** START LISTED RECORDS **

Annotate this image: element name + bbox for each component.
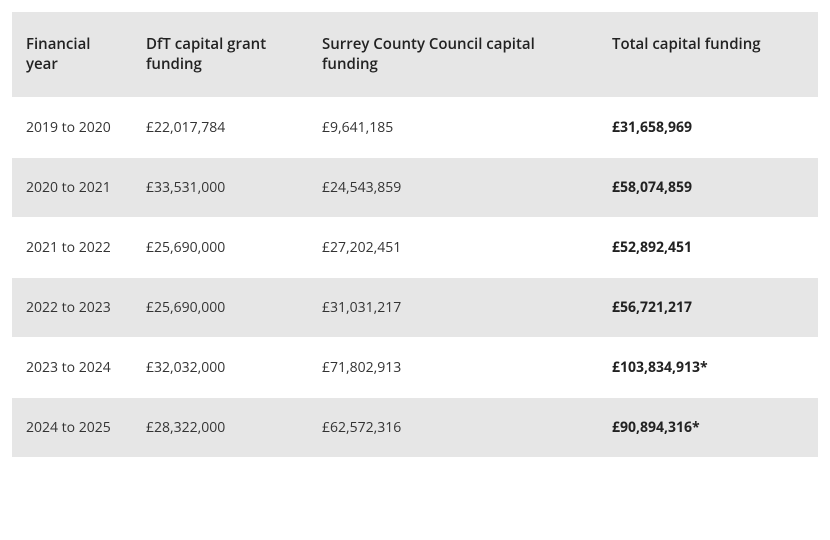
cell-scc: £31,031,217 [308,277,598,337]
col-header-total: Total capital funding [598,12,818,97]
cell-scc: £9,641,185 [308,97,598,157]
col-header-scc: Surrey County Council capital funding [308,12,598,97]
table-row: 2020 to 2021 £33,531,000 £24,543,859 £58… [12,157,818,217]
cell-year: 2020 to 2021 [12,157,132,217]
cell-year: 2022 to 2023 [12,277,132,337]
cell-dft: £25,690,000 [132,277,308,337]
cell-year: 2024 to 2025 [12,397,132,457]
cell-total: £90,894,316* [598,397,818,457]
cell-dft: £25,690,000 [132,217,308,277]
col-header-dft: DfT capital grant funding [132,12,308,97]
funding-table: Financial year DfT capital grant funding… [12,12,818,458]
cell-total: £103,834,913* [598,337,818,397]
cell-year: 2021 to 2022 [12,217,132,277]
cell-year: 2019 to 2020 [12,97,132,157]
cell-dft: £22,017,784 [132,97,308,157]
table-row: 2023 to 2024 £32,032,000 £71,802,913 £10… [12,337,818,397]
table-row: 2024 to 2025 £28,322,000 £62,572,316 £90… [12,397,818,457]
cell-scc: £62,572,316 [308,397,598,457]
cell-year: 2023 to 2024 [12,337,132,397]
table-row: 2019 to 2020 £22,017,784 £9,641,185 £31,… [12,97,818,157]
cell-dft: £28,322,000 [132,397,308,457]
funding-table-container: Financial year DfT capital grant funding… [12,12,818,458]
table-row: 2022 to 2023 £25,690,000 £31,031,217 £56… [12,277,818,337]
col-header-financial-year: Financial year [12,12,132,97]
table-header-row: Financial year DfT capital grant funding… [12,12,818,97]
cell-total: £31,658,969 [598,97,818,157]
cell-dft: £32,032,000 [132,337,308,397]
cell-scc: £71,802,913 [308,337,598,397]
cell-total: £58,074,859 [598,157,818,217]
cell-scc: £24,543,859 [308,157,598,217]
cell-scc: £27,202,451 [308,217,598,277]
cell-total: £56,721,217 [598,277,818,337]
table-row: 2021 to 2022 £25,690,000 £27,202,451 £52… [12,217,818,277]
cell-total: £52,892,451 [598,217,818,277]
cell-dft: £33,531,000 [132,157,308,217]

** END LISTED RECORDS **

◆ WRITTEN PROBLEM:
Copy out every line above, starting with the one that contains "cell-scc: £31,031,217 [308,277,598,337]" and continuing down to the last line.

◆ RESPONSE TO THIS TASK:
cell-scc: £31,031,217 [308,277,598,337]
col-header-total: Total capital funding [598,12,818,97]
cell-scc: £9,641,185 [308,97,598,157]
col-header-scc: Surrey County Council capital funding [308,12,598,97]
table-row: 2020 to 2021 £33,531,000 £24,543,859 £58… [12,157,818,217]
cell-year: 2020 to 2021 [12,157,132,217]
cell-year: 2022 to 2023 [12,277,132,337]
cell-dft: £25,690,000 [132,277,308,337]
cell-year: 2024 to 2025 [12,397,132,457]
cell-total: £90,894,316* [598,397,818,457]
cell-dft: £25,690,000 [132,217,308,277]
col-header-dft: DfT capital grant funding [132,12,308,97]
funding-table: Financial year DfT capital grant funding… [12,12,818,458]
cell-total: £103,834,913* [598,337,818,397]
cell-year: 2021 to 2022 [12,217,132,277]
cell-year: 2019 to 2020 [12,97,132,157]
cell-dft: £22,017,784 [132,97,308,157]
table-row: 2023 to 2024 £32,032,000 £71,802,913 £10… [12,337,818,397]
table-row: 2024 to 2025 £28,322,000 £62,572,316 £90… [12,397,818,457]
cell-scc: £62,572,316 [308,397,598,457]
cell-year: 2023 to 2024 [12,337,132,397]
table-row: 2019 to 2020 £22,017,784 £9,641,185 £31,… [12,97,818,157]
cell-dft: £28,322,000 [132,397,308,457]
funding-table-container: Financial year DfT capital grant funding… [12,12,818,458]
table-row: 2022 to 2023 £25,690,000 £31,031,217 £56… [12,277,818,337]
col-header-financial-year: Financial year [12,12,132,97]
table-header-row: Financial year DfT capital grant funding… [12,12,818,97]
cell-total: £31,658,969 [598,97,818,157]
cell-dft: £32,032,000 [132,337,308,397]
cell-scc: £71,802,913 [308,337,598,397]
cell-total: £58,074,859 [598,157,818,217]
cell-scc: £24,543,859 [308,157,598,217]
cell-scc: £27,202,451 [308,217,598,277]
cell-total: £56,721,217 [598,277,818,337]
table-row: 2021 to 2022 £25,690,000 £27,202,451 £52… [12,217,818,277]
cell-total: £52,892,451 [598,217,818,277]
cell-dft: £33,531,000 [132,157,308,217]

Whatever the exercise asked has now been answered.